> _YOUR INSTRUCTIONS_
Please copy out the lines in the entries below, starting with the line that contains "collapse-all-icon-button[interactable] — [180, 360, 205, 383]" and going on through the line that contains "in-parameter-section-header: In Parameter", keeping both of those lines and adding nothing else.

> _RECORDS SHOWN_
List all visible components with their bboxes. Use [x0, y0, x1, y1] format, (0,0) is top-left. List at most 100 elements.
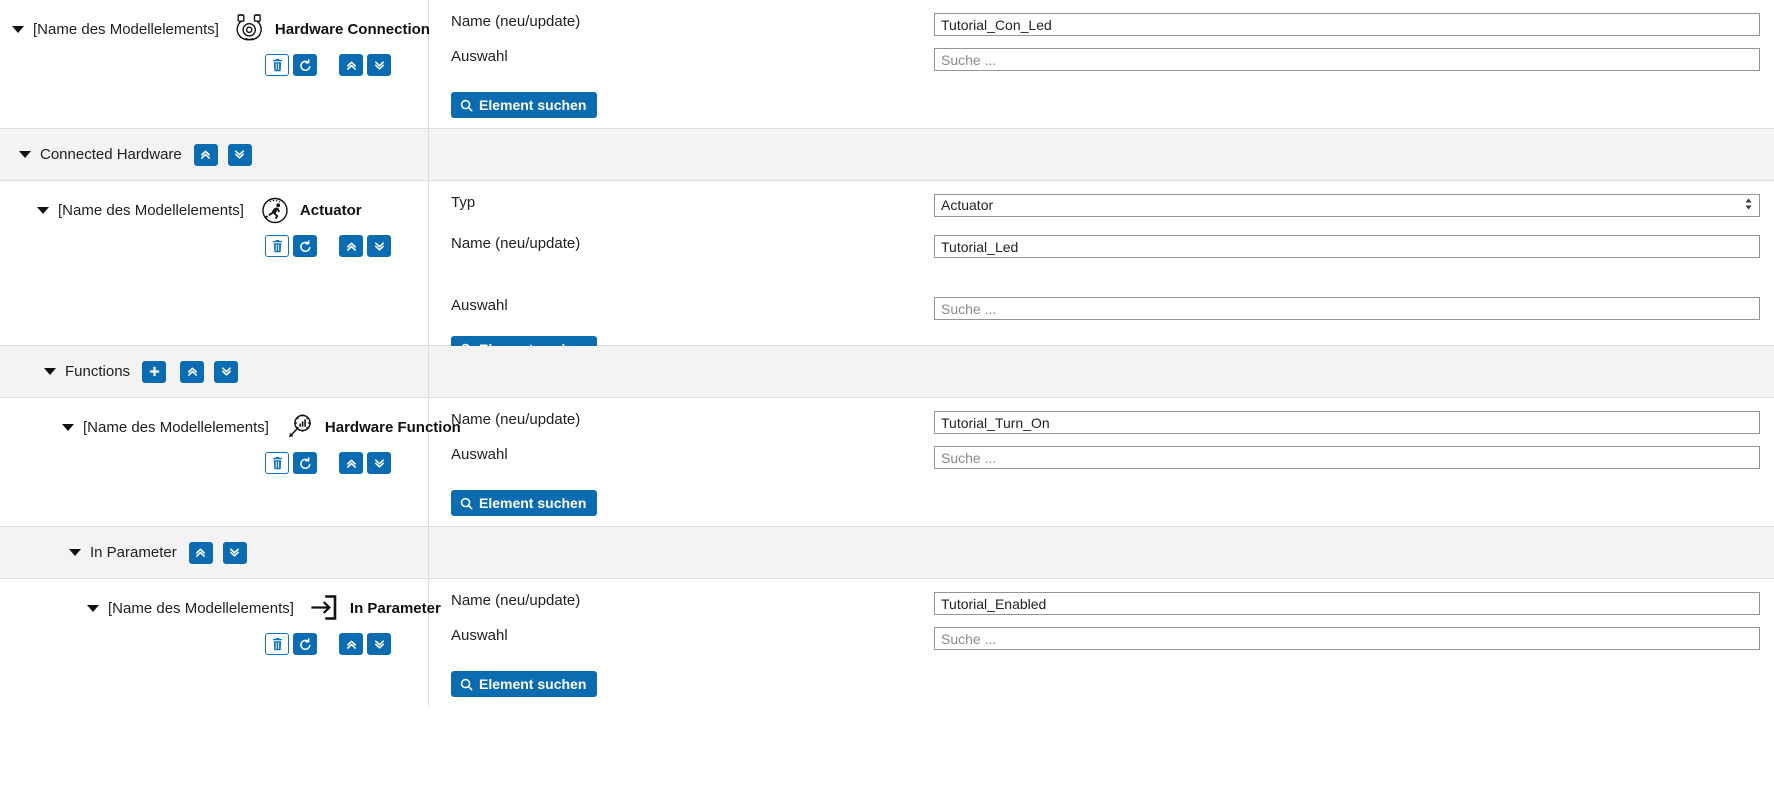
collapse-all-icon-button[interactable] — [180, 360, 205, 383]
caret-down-icon[interactable] — [37, 206, 49, 214]
hardware-connection-tree-cell: [Name des Modellelements] Hardware Conne… — [0, 0, 430, 128]
collapse-all-icon-button[interactable] — [193, 143, 218, 166]
in-parameter-section-header: In Parameter — [69, 527, 428, 578]
auswahl-input-cell — [934, 446, 1774, 469]
element-type-label: In Parameter — [349, 599, 441, 617]
caret-down-icon[interactable] — [12, 25, 24, 33]
hardware-function-form: Name (neu/update) Auswahl Element suchen — [429, 398, 1774, 526]
typ-select[interactable]: Actuator — [934, 194, 1760, 217]
collapse-all-icon-button[interactable] — [339, 452, 363, 474]
undo-icon-button[interactable] — [293, 633, 317, 655]
model-element-name: [Name des Modellelements] — [83, 418, 269, 436]
collapse-all-icon-button[interactable] — [339, 235, 363, 257]
auswahl-search-input[interactable] — [934, 48, 1760, 71]
name-input-cell — [934, 411, 1774, 434]
add-function-button[interactable] — [142, 360, 167, 383]
caret-down-icon[interactable] — [69, 549, 81, 556]
in-parameter-actions — [87, 633, 428, 669]
typ-select-value[interactable]: Actuator — [934, 194, 1760, 217]
name-label: Name (neu/update) — [451, 13, 581, 30]
collapse-all-icon-button[interactable] — [188, 541, 213, 564]
hardware-connection-actions — [12, 54, 428, 90]
form-row-name: Name (neu/update) — [429, 217, 1774, 258]
hardware-function-tree-cell: [Name des Modellelements] Hardware Funct… — [0, 398, 461, 526]
section-title: Connected Hardware — [40, 146, 182, 163]
name-input[interactable] — [934, 592, 1760, 615]
model-element-name: [Name des Modellelements] — [33, 20, 219, 38]
undo-icon-button[interactable] — [293, 452, 317, 474]
auswahl-search-input[interactable] — [934, 297, 1760, 320]
actuator-header: [Name des Modellelements] Actuator — [37, 181, 428, 227]
form-row-name: Name (neu/update) — [429, 0, 1774, 36]
actuator-actions — [37, 235, 428, 271]
connected-hardware-section-spacer — [429, 129, 1774, 180]
name-label: Name (neu/update) — [451, 411, 581, 428]
in-parameter-form: Name (neu/update) Auswahl Element suchen — [429, 579, 1774, 707]
connected-hardware-section-cell: Connected Hardware — [0, 129, 429, 180]
expand-all-icon-button[interactable] — [227, 143, 252, 166]
expand-all-icon-button[interactable] — [367, 452, 391, 474]
hardware-function-header: [Name des Modellelements] Hardware Funct… — [62, 398, 461, 444]
trash-icon-button[interactable] — [265, 633, 289, 655]
expand-all-icon-button[interactable] — [367, 633, 391, 655]
in-parameter-section-cell: In Parameter — [0, 527, 429, 578]
trash-icon-button[interactable] — [265, 235, 289, 257]
form-row-auswahl: Auswahl — [429, 615, 1774, 650]
hardware-connection-header: [Name des Modellelements] Hardware Conne… — [12, 0, 430, 46]
name-input[interactable] — [934, 411, 1760, 434]
collapse-all-icon-button[interactable] — [339, 633, 363, 655]
expand-all-icon-button[interactable] — [222, 541, 247, 564]
hardware-function-actions — [62, 452, 428, 488]
functions-section: Functions — [0, 346, 1774, 398]
name-label: Name (neu/update) — [451, 592, 581, 609]
typ-label: Typ — [451, 194, 476, 211]
element-search-button[interactable]: Element suchen — [451, 92, 598, 118]
expand-all-icon-button[interactable] — [214, 360, 239, 383]
name-input[interactable] — [934, 13, 1760, 36]
element-search-button[interactable]: Element suchen — [451, 671, 598, 697]
element-type-label: Actuator — [299, 201, 362, 219]
trash-icon-button[interactable] — [265, 452, 289, 474]
trash-icon-button[interactable] — [265, 54, 289, 76]
auswahl-label: Auswahl — [451, 297, 508, 314]
hardware-connection-block: [Name des Modellelements] Hardware Conne… — [0, 0, 1774, 129]
form-row-name: Name (neu/update) — [429, 579, 1774, 615]
form-row-auswahl: Auswahl — [429, 434, 1774, 469]
auswahl-input-cell — [934, 627, 1774, 650]
magnifier-icon — [460, 678, 473, 691]
undo-icon-button[interactable] — [293, 235, 317, 257]
caret-down-icon[interactable] — [19, 151, 31, 158]
auswahl-search-input[interactable] — [934, 627, 1760, 650]
magnifier-icon — [460, 99, 473, 112]
element-search-button[interactable]: Element suchen — [451, 490, 598, 516]
hardware-model-editor: [Name des Modellelements] Hardware Conne… — [0, 0, 1774, 794]
functions-section-header: Functions — [44, 346, 428, 397]
model-element-name: [Name des Modellelements] — [108, 599, 294, 617]
in-parameter-icon — [308, 591, 342, 625]
typ-select-cell: Actuator — [934, 194, 1774, 217]
name-input[interactable] — [934, 235, 1760, 258]
name-input-cell — [934, 235, 1774, 258]
caret-down-icon[interactable] — [87, 604, 99, 612]
actuator-tree-cell: [Name des Modellelements] Actuator — [0, 181, 429, 345]
form-row-auswahl: Auswahl — [429, 258, 1774, 320]
magnifier-icon — [460, 497, 473, 510]
name-input-cell — [934, 592, 1774, 615]
undo-icon-button[interactable] — [293, 54, 317, 76]
hardware-connection-icon — [233, 12, 267, 46]
functions-section-cell: Functions — [0, 346, 429, 397]
in-parameter-tree-cell: [Name des Modellelements] In Parameter — [0, 579, 441, 707]
connected-hardware-section-header: Connected Hardware — [19, 129, 428, 180]
auswahl-search-input[interactable] — [934, 446, 1760, 469]
expand-all-icon-button[interactable] — [367, 235, 391, 257]
caret-down-icon[interactable] — [44, 368, 56, 375]
expand-all-icon-button[interactable] — [367, 54, 391, 76]
name-input-cell — [934, 13, 1774, 36]
auswahl-label: Auswahl — [451, 627, 508, 644]
actuator-block: [Name des Modellelements] Actuator Typ A… — [0, 181, 1774, 362]
section-title: Functions — [65, 363, 131, 380]
collapse-all-icon-button[interactable] — [339, 54, 363, 76]
element-type-label: Hardware Connection — [274, 20, 430, 38]
caret-down-icon[interactable] — [62, 423, 74, 431]
in-parameter-header: [Name des Modellelements] In Parameter — [87, 579, 441, 625]
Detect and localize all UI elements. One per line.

> _FINAL ANSWER_
collapse-all-icon-button[interactable] — [180, 360, 205, 383]
caret-down-icon[interactable] — [37, 206, 49, 214]
hardware-connection-tree-cell: [Name des Modellelements] Hardware Conne… — [0, 0, 430, 128]
collapse-all-icon-button[interactable] — [193, 143, 218, 166]
in-parameter-section-header: In Parameter — [69, 527, 428, 578]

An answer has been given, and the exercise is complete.